• [Exercise material]
===============

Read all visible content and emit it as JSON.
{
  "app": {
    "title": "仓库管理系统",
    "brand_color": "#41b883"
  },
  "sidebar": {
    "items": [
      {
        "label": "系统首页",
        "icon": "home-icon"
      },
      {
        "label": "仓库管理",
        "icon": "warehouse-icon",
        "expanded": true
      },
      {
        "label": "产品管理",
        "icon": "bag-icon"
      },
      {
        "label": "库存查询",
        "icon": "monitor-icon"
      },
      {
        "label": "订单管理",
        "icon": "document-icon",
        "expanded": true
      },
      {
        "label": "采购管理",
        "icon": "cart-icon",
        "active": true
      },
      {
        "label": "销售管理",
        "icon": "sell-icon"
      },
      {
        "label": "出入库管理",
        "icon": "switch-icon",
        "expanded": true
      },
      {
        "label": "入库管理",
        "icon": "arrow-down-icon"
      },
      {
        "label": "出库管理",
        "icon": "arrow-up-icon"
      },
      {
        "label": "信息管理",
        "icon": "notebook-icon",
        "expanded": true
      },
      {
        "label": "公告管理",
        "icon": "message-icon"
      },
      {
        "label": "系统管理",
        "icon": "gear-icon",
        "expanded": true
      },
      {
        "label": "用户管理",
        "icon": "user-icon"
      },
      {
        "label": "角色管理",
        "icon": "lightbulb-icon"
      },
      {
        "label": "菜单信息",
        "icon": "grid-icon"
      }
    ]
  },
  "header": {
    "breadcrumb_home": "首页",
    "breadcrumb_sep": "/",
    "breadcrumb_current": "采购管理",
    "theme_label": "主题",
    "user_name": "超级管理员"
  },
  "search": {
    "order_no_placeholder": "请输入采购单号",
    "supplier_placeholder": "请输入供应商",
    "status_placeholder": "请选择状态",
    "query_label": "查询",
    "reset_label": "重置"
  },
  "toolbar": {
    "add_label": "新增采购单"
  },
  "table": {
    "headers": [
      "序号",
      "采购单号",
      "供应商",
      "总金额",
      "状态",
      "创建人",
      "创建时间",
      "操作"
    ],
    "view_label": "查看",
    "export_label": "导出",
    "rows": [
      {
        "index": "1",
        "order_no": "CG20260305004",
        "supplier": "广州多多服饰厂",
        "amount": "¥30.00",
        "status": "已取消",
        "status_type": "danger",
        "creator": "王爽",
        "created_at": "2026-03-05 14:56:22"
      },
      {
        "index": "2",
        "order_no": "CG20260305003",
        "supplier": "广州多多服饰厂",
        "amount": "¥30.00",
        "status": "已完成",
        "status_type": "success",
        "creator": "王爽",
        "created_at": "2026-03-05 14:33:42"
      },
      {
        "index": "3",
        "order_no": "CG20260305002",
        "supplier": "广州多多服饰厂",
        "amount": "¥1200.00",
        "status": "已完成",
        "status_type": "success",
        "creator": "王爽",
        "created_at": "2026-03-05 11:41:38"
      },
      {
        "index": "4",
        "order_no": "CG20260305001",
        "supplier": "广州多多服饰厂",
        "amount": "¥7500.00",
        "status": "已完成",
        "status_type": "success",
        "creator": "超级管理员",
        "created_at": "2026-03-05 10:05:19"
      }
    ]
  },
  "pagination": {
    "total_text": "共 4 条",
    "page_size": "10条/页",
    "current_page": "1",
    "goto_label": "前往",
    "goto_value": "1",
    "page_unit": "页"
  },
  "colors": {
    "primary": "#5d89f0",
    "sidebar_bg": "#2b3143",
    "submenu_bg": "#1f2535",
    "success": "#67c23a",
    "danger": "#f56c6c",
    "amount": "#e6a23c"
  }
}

===============

• [What you have to do] Determine how many lines in the records contain "采购管理", and reply with the number only.

• [Problem solution] 2